**WHAT THE TASK REQUIRES**
Will you quote all of the entries, word for word?

++++ RECORDS TO USE ++++

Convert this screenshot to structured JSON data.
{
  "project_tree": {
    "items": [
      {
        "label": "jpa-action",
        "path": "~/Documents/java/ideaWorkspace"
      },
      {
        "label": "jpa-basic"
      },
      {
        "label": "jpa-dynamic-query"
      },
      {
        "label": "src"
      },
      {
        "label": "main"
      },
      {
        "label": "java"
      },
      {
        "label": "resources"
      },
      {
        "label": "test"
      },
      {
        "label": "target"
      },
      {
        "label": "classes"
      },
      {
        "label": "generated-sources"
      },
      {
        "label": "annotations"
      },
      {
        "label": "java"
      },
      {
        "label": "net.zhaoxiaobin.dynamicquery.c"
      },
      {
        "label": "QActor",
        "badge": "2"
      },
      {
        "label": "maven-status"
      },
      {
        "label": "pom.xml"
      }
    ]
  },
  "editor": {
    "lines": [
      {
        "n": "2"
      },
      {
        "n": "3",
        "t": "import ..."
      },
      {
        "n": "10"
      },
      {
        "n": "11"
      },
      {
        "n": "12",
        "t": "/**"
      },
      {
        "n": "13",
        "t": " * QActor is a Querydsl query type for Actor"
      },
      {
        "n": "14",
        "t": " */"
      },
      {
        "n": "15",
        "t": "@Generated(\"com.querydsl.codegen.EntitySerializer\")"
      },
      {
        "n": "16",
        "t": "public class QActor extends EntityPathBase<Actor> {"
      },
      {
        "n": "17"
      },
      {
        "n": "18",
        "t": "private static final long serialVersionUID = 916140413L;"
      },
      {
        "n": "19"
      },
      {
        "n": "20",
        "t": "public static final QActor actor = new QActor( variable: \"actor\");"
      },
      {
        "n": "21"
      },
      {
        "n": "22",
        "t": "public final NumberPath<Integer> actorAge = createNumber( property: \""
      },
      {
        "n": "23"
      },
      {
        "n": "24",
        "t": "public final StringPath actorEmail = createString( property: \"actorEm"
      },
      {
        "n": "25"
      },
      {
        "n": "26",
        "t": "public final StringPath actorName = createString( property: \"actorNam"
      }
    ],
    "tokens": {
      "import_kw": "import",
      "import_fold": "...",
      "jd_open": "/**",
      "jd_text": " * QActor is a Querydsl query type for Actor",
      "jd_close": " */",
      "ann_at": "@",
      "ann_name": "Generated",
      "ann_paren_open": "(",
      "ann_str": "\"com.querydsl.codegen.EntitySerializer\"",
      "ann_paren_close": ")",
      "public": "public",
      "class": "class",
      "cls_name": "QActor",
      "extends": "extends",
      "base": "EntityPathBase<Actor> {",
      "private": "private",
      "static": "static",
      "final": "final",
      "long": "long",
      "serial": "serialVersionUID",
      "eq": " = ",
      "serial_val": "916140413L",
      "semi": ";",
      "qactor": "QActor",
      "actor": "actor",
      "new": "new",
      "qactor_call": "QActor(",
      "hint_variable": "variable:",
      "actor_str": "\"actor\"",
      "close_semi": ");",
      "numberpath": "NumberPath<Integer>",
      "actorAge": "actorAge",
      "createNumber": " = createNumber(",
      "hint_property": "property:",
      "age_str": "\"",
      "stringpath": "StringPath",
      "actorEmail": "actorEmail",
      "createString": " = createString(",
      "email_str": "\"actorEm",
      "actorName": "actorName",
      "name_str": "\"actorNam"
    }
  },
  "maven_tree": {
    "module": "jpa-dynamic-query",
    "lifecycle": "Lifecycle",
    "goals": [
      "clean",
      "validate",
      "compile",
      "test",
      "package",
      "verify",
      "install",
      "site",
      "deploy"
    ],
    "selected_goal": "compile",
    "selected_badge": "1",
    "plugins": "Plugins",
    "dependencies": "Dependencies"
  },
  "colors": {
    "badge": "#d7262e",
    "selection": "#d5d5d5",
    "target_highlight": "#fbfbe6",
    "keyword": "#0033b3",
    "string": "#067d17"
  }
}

++++

**RESULT OF THIS EXERCISE**
Convert this screenshot to structured JSON data.
{
  "project_tree": {
    "items": [
      {
        "label": "jpa-action",
        "path": "~/Documents/java/ideaWorkspace"
      },
      {
        "label": "jpa-basic"
      },
      {
        "label": "jpa-dynamic-query"
      },
      {
        "label": "src"
      },
      {
        "label": "main"
      },
      {
        "label": "java"
      },
      {
        "label": "resources"
      },
      {
        "label": "test"
      },
      {
        "label": "target"
      },
      {
        "label": "classes"
      },
      {
        "label": "generated-sources"
      },
      {
        "label": "annotations"
      },
      {
        "label": "java"
      },
      {
        "label": "net.zhaoxiaobin.dynamicquery.c"
      },
      {
        "label": "QActor",
        "badge": "2"
      },
      {
        "label": "maven-status"
      },
      {
        "label": "pom.xml"
      }
    ]
  },
  "editor": {
    "lines": [
      {
        "n": "2"
      },
      {
        "n": "3",
        "t": "import ..."
      },
      {
        "n": "10"
      },
      {
        "n": "11"
      },
      {
        "n": "12",
        "t": "/**"
      },
      {
        "n": "13",
        "t": " * QActor is a Querydsl query type for Actor"
      },
      {
        "n": "14",
        "t": " */"
      },
      {
        "n": "15",
        "t": "@Generated(\"com.querydsl.codegen.EntitySerializer\")"
      },
      {
        "n": "16",
        "t": "public class QActor extends EntityPathBase<Actor> {"
      },
      {
        "n": "17"
      },
      {
        "n": "18",
        "t": "private static final long serialVersionUID = 916140413L;"
      },
      {
        "n": "19"
      },
      {
        "n": "20",
        "t": "public static final QActor actor = new QActor( variable: \"actor\");"
      },
      {
        "n": "21"
      },
      {
        "n": "22",
        "t": "public final NumberPath<Integer> actorAge = createNumber( property: \""
      },
      {
        "n": "23"
      },
      {
        "n": "24",
        "t": "public final StringPath actorEmail = createString( property: \"actorEm"
      },
      {
        "n": "25"
      },
      {
        "n": "26",
        "t": "public final StringPath actorName = createString( property: \"actorNam"
      }
    ],
    "tokens": {
      "import_kw": "import",
      "import_fold": "...",
      "jd_open": "/**",
      "jd_text": " * QActor is a Querydsl query type for Actor",
      "jd_close": " */",
      "ann_at": "@",
      "ann_name": "Generated",
      "ann_paren_open": "(",
      "ann_str": "\"com.querydsl.codegen.EntitySerializer\"",
      "ann_paren_close": ")",
      "public": "public",
      "class": "class",
      "cls_name": "QActor",
      "extends": "extends",
      "base": "EntityPathBase<Actor> {",
      "private": "private",
      "static": "static",
      "final": "final",
      "long": "long",
      "serial": "serialVersionUID",
      "eq": " = ",
      "serial_val": "916140413L",
      "semi": ";",
      "qactor": "QActor",
      "actor": "actor",
      "new": "new",
      "qactor_call": "QActor(",
      "hint_variable": "variable:",
      "actor_str": "\"actor\"",
      "close_semi": ");",
      "numberpath": "NumberPath<Integer>",
      "actorAge": "actorAge",
      "createNumber": " = createNumber(",
      "hint_property": "property:",
      "age_str": "\"",
      "stringpath": "StringPath",
      "actorEmail": "actorEmail",
      "createString": " = createString(",
      "email_str": "\"actorEm",
      "actorName": "actorName",
      "name_str": "\"actorNam"
    }
  },
  "maven_tree": {
    "module": "jpa-dynamic-query",
    "lifecycle": "Lifecycle",
    "goals": [
      "clean",
      "validate",
      "compile",
      "test",
      "package",
      "verify",
      "install",
      "site",
      "deploy"
    ],
    "selected_goal": "compile",
    "selected_badge": "1",
    "plugins": "Plugins",
    "dependencies": "Dependencies"
  },
  "colors": {
    "badge": "#d7262e",
    "selection": "#d5d5d5",
    "target_highlight": "#fbfbe6",
    "keyword": "#0033b3",
    "string": "#067d17"
  }
}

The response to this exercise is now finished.